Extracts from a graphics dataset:
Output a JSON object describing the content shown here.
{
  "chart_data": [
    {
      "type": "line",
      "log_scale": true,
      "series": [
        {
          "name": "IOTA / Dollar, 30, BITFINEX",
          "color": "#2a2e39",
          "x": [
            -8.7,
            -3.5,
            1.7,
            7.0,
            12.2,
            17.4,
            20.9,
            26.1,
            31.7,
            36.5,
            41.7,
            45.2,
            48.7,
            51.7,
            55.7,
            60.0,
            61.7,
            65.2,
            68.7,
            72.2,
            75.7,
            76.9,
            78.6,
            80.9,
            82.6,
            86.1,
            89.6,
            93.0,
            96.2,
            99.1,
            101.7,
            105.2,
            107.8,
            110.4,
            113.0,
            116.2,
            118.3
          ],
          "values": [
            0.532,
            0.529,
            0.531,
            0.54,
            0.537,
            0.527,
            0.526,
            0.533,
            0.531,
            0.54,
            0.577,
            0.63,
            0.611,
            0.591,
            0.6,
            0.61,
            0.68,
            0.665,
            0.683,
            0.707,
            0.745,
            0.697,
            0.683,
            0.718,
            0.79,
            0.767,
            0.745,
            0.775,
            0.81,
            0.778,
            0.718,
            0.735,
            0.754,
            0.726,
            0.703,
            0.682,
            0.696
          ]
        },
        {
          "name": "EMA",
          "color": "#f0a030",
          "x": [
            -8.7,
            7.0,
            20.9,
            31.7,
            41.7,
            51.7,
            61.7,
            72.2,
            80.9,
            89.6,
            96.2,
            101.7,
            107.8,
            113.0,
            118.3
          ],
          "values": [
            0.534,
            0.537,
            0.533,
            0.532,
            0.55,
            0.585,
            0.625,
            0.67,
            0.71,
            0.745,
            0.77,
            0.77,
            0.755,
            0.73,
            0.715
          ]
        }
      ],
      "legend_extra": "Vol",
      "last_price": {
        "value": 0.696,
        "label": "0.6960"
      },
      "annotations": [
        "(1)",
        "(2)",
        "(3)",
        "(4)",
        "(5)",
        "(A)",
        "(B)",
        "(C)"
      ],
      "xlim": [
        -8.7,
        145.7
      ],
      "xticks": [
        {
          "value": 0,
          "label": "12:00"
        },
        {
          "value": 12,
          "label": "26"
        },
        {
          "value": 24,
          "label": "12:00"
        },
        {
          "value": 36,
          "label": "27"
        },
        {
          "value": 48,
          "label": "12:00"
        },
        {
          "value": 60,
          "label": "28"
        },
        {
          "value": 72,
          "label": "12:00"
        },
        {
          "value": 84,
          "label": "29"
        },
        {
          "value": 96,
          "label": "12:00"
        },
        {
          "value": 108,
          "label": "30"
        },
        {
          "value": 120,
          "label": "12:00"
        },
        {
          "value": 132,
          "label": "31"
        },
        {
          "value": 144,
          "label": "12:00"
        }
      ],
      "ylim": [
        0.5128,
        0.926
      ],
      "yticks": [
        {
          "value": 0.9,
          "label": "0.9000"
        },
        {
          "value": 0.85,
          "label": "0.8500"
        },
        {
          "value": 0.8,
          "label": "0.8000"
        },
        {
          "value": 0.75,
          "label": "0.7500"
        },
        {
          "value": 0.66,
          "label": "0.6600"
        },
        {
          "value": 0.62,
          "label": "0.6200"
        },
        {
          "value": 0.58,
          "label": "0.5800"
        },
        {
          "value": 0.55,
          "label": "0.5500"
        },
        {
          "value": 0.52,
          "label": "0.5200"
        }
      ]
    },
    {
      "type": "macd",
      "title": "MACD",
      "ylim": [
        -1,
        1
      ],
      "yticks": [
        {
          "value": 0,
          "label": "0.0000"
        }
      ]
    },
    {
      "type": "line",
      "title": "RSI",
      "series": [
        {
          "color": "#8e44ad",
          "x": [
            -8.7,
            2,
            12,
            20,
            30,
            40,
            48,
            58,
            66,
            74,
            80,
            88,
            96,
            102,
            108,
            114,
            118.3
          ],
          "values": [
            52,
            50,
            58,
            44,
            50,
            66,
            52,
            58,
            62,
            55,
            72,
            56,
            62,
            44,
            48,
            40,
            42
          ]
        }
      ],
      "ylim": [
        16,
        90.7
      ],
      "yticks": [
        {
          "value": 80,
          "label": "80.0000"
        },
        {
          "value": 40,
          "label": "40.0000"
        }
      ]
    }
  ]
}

What is needed:
Restate every record exactly, leaving nothing out.

Solution for this task:
Output a JSON object describing the content shown here.
{
  "chart_data": [
    {
      "type": "line",
      "log_scale": true,
      "series": [
        {
          "name": "IOTA / Dollar, 30, BITFINEX",
          "color": "#2a2e39",
          "x": [
            -8.7,
            -3.5,
            1.7,
            7.0,
            12.2,
            17.4,
            20.9,
            26.1,
            31.7,
            36.5,
            41.7,
            45.2,
            48.7,
            51.7,
            55.7,
            60.0,
            61.7,
            65.2,
            68.7,
            72.2,
            75.7,
            76.9,
            78.6,
            80.9,
            82.6,
            86.1,
            89.6,
            93.0,
            96.2,
            99.1,
            101.7,
            105.2,
            107.8,
            110.4,
            113.0,
            116.2,
            118.3
          ],
          "values": [
            0.532,
            0.529,
            0.531,
            0.54,
            0.537,
            0.527,
            0.526,
            0.533,
            0.531,
            0.54,
            0.577,
            0.63,
            0.611,
            0.591,
            0.6,
            0.61,
            0.68,
            0.665,
            0.683,
            0.707,
            0.745,
            0.697,
            0.683,
            0.718,
            0.79,
            0.767,
            0.745,
            0.775,
            0.81,
            0.778,
            0.718,
            0.735,
            0.754,
            0.726,
            0.703,
            0.682,
            0.696
          ]
        },
        {
          "name": "EMA",
          "color": "#f0a030",
          "x": [
            -8.7,
            7.0,
            20.9,
            31.7,
            41.7,
            51.7,
            61.7,
            72.2,
            80.9,
            89.6,
            96.2,
            101.7,
            107.8,
            113.0,
            118.3
          ],
          "values": [
            0.534,
            0.537,
            0.533,
            0.532,
            0.55,
            0.585,
            0.625,
            0.67,
            0.71,
            0.745,
            0.77,
            0.77,
            0.755,
            0.73,
            0.715
          ]
        }
      ],
      "legend_extra": "Vol",
      "last_price": {
        "value": 0.696,
        "label": "0.6960"
      },
      "annotations": [
        "(1)",
        "(2)",
        "(3)",
        "(4)",
        "(5)",
        "(A)",
        "(B)",
        "(C)"
      ],
      "xlim": [
        -8.7,
        145.7
      ],
      "xticks": [
        {
          "value": 0,
          "label": "12:00"
        },
        {
          "value": 12,
          "label": "26"
        },
        {
          "value": 24,
          "label": "12:00"
        },
        {
          "value": 36,
          "label": "27"
        },
        {
          "value": 48,
          "label": "12:00"
        },
        {
          "value": 60,
          "label": "28"
        },
        {
          "value": 72,
          "label": "12:00"
        },
        {
          "value": 84,
          "label": "29"
        },
        {
          "value": 96,
          "label": "12:00"
        },
        {
          "value": 108,
          "label": "30"
        },
        {
          "value": 120,
          "label": "12:00"
        },
        {
          "value": 132,
          "label": "31"
        },
        {
          "value": 144,
          "label": "12:00"
        }
      ],
      "ylim": [
        0.5128,
        0.926
      ],
      "yticks": [
        {
          "value": 0.9,
          "label": "0.9000"
        },
        {
          "value": 0.85,
          "label": "0.8500"
        },
        {
          "value": 0.8,
          "label": "0.8000"
        },
        {
          "value": 0.75,
          "label": "0.7500"
        },
        {
          "value": 0.66,
          "label": "0.6600"
        },
        {
          "value": 0.62,
          "label": "0.6200"
        },
        {
          "value": 0.58,
          "label": "0.5800"
        },
        {
          "value": 0.55,
          "label": "0.5500"
        },
        {
          "value": 0.52,
          "label": "0.5200"
        }
      ]
    },
    {
      "type": "macd",
      "title": "MACD",
      "ylim": [
        -1,
        1
      ],
      "yticks": [
        {
          "value": 0,
          "label": "0.0000"
        }
      ]
    },
    {
      "type": "line",
      "title": "RSI",
      "series": [
        {
          "color": "#8e44ad",
          "x": [
            -8.7,
            2,
            12,
            20,
            30,
            40,
            48,
            58,
            66,
            74,
            80,
            88,
            96,
            102,
            108,
            114,
            118.3
          ],
          "values": [
            52,
            50,
            58,
            44,
            50,
            66,
            52,
            58,
            62,
            55,
            72,
            56,
            62,
            44,
            48,
            40,
            42
          ]
        }
      ],
      "ylim": [
        16,
        90.7
      ],
      "yticks": [
        {
          "value": 80,
          "label": "80.0000"
        },
        {
          "value": 40,
          "label": "40.0000"
        }
      ]
    }
  ]
}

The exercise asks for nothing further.